**PROBLEM DESCRIPTION**
Each record below should be output verbatim, without pictures.
** begin PROVIDED RECORDS **
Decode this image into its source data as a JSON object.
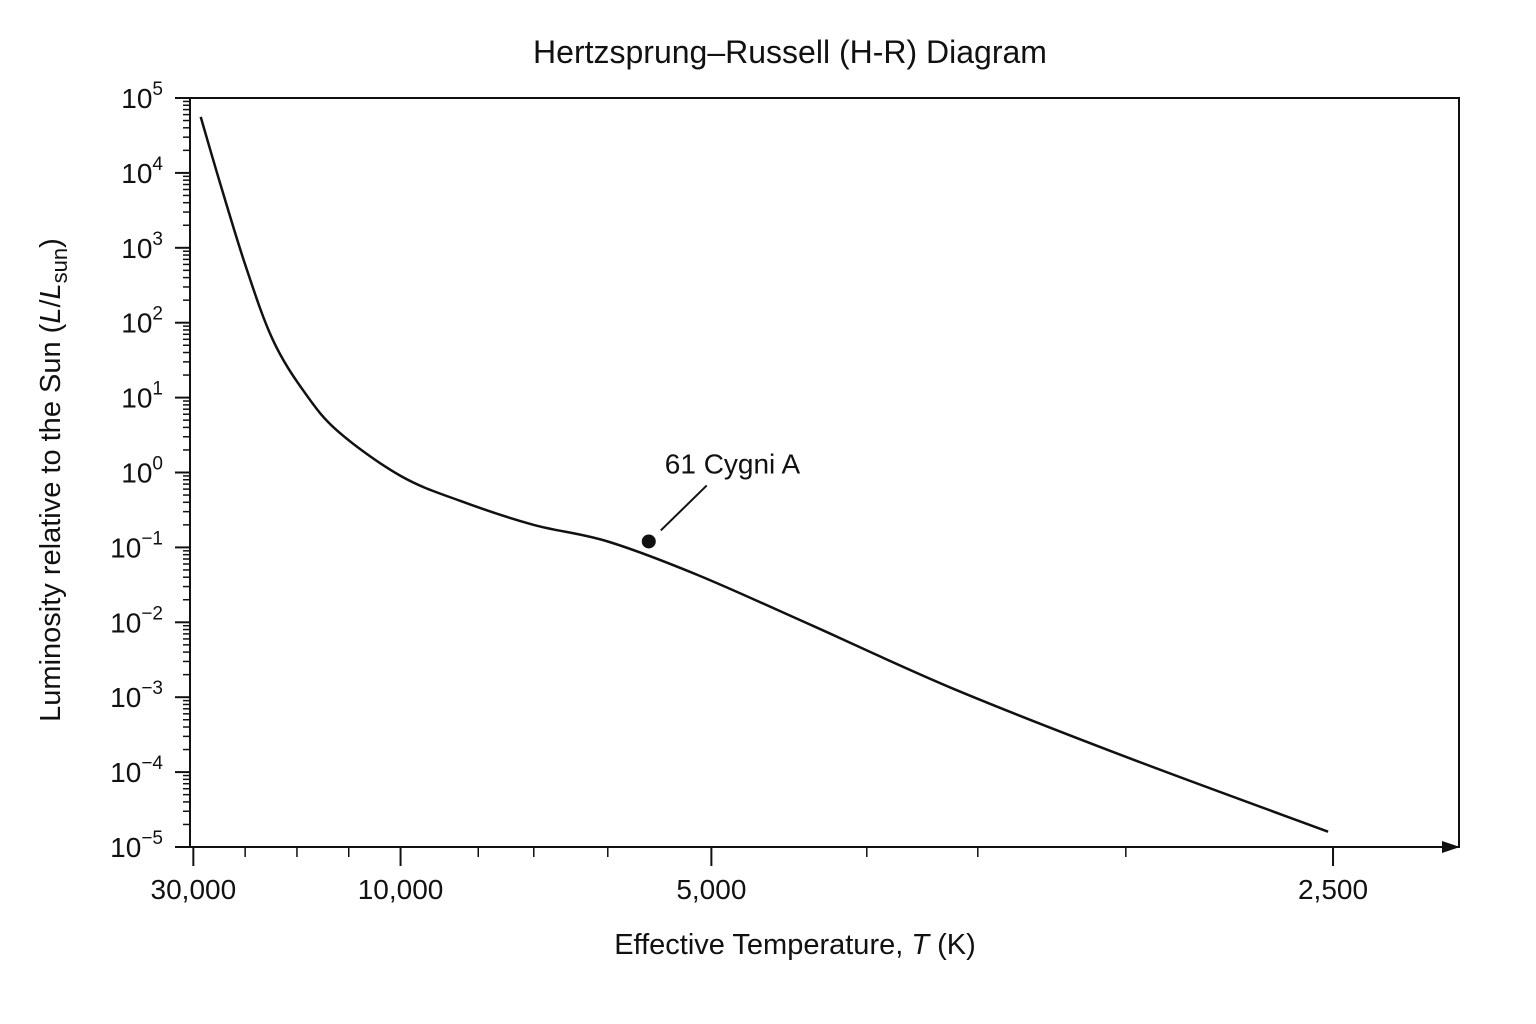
{
  "chart_data": {
    "type": "line",
    "title": "Hertzsprung–Russell (H-R) Diagram",
    "xlabel": {
      "prefix": "Effective Temperature, ",
      "italic": "T",
      "suffix": " (K)"
    },
    "ylabel": {
      "prefix": "Luminosity relative to the Sun (",
      "l1": "L",
      "slash": "/",
      "l2": "L",
      "sub": "sun",
      "suffix": ")"
    },
    "x_scale": "reciprocal",
    "x_direction": "decreasing to the right",
    "y_scale": "log",
    "xlim": [
      31000,
      2270
    ],
    "ylim": [
      1e-05,
      100000.0
    ],
    "x_ticks": [
      {
        "value": 30000,
        "label": "30,000"
      },
      {
        "value": 10000,
        "label": "10,000"
      },
      {
        "value": 5000,
        "label": "5,000"
      },
      {
        "value": 2500,
        "label": "2,500"
      }
    ],
    "x_minor_ticks": [
      20000,
      15000,
      12000,
      8000,
      7000,
      6000,
      4000,
      3500,
      3000
    ],
    "y_ticks": [
      {
        "value": 100000.0,
        "base": "10",
        "exp": "5"
      },
      {
        "value": 10000.0,
        "base": "10",
        "exp": "4"
      },
      {
        "value": 1000.0,
        "base": "10",
        "exp": "3"
      },
      {
        "value": 100.0,
        "base": "10",
        "exp": "2"
      },
      {
        "value": 10.0,
        "base": "10",
        "exp": "1"
      },
      {
        "value": 1.0,
        "base": "10",
        "exp": "0"
      },
      {
        "value": 0.1,
        "base": "10",
        "exp": "−1"
      },
      {
        "value": 0.01,
        "base": "10",
        "exp": "−2"
      },
      {
        "value": 0.001,
        "base": "10",
        "exp": "−3"
      },
      {
        "value": 0.0001,
        "base": "10",
        "exp": "−4"
      },
      {
        "value": 1e-05,
        "base": "10",
        "exp": "−5"
      }
    ],
    "series": [
      {
        "x": [
          28000,
          24000,
          20000,
          17000,
          14500,
          12500,
          10000,
          8400,
          7000,
          6000,
          5100,
          4300,
          3600,
          3000,
          2510
        ],
        "y": [
          56000,
          8000,
          600,
          60,
          12,
          3.5,
          0.9,
          0.42,
          0.2,
          0.12,
          0.042,
          0.009,
          0.0013,
          0.00016,
          1.6e-05
        ]
      }
    ],
    "points": [
      {
        "label": "61 Cygni A",
        "x": 5560,
        "y": 0.12
      }
    ],
    "grid": false,
    "legend": "none"
  }
}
** end PROVIDED RECORDS **
**EXERCISE ANSWER**
Decode this image into its source data as a JSON object.
{
  "chart_data": {
    "type": "line",
    "title": "Hertzsprung–Russell (H-R) Diagram",
    "xlabel": {
      "prefix": "Effective Temperature, ",
      "italic": "T",
      "suffix": " (K)"
    },
    "ylabel": {
      "prefix": "Luminosity relative to the Sun (",
      "l1": "L",
      "slash": "/",
      "l2": "L",
      "sub": "sun",
      "suffix": ")"
    },
    "x_scale": "reciprocal",
    "x_direction": "decreasing to the right",
    "y_scale": "log",
    "xlim": [
      31000,
      2270
    ],
    "ylim": [
      1e-05,
      100000.0
    ],
    "x_ticks": [
      {
        "value": 30000,
        "label": "30,000"
      },
      {
        "value": 10000,
        "label": "10,000"
      },
      {
        "value": 5000,
        "label": "5,000"
      },
      {
        "value": 2500,
        "label": "2,500"
      }
    ],
    "x_minor_ticks": [
      20000,
      15000,
      12000,
      8000,
      7000,
      6000,
      4000,
      3500,
      3000
    ],
    "y_ticks": [
      {
        "value": 100000.0,
        "base": "10",
        "exp": "5"
      },
      {
        "value": 10000.0,
        "base": "10",
        "exp": "4"
      },
      {
        "value": 1000.0,
        "base": "10",
        "exp": "3"
      },
      {
        "value": 100.0,
        "base": "10",
        "exp": "2"
      },
      {
        "value": 10.0,
        "base": "10",
        "exp": "1"
      },
      {
        "value": 1.0,
        "base": "10",
        "exp": "0"
      },
      {
        "value": 0.1,
        "base": "10",
        "exp": "−1"
      },
      {
        "value": 0.01,
        "base": "10",
        "exp": "−2"
      },
      {
        "value": 0.001,
        "base": "10",
        "exp": "−3"
      },
      {
        "value": 0.0001,
        "base": "10",
        "exp": "−4"
      },
      {
        "value": 1e-05,
        "base": "10",
        "exp": "−5"
      }
    ],
    "series": [
      {
        "x": [
          28000,
          24000,
          20000,
          17000,
          14500,
          12500,
          10000,
          8400,
          7000,
          6000,
          5100,
          4300,
          3600,
          3000,
          2510
        ],
        "y": [
          56000,
          8000,
          600,
          60,
          12,
          3.5,
          0.9,
          0.42,
          0.2,
          0.12,
          0.042,
          0.009,
          0.0013,
          0.00016,
          1.6e-05
        ]
      }
    ],
    "points": [
      {
        "label": "61 Cygni A",
        "x": 5560,
        "y": 0.12
      }
    ],
    "grid": false,
    "legend": "none"
  }
}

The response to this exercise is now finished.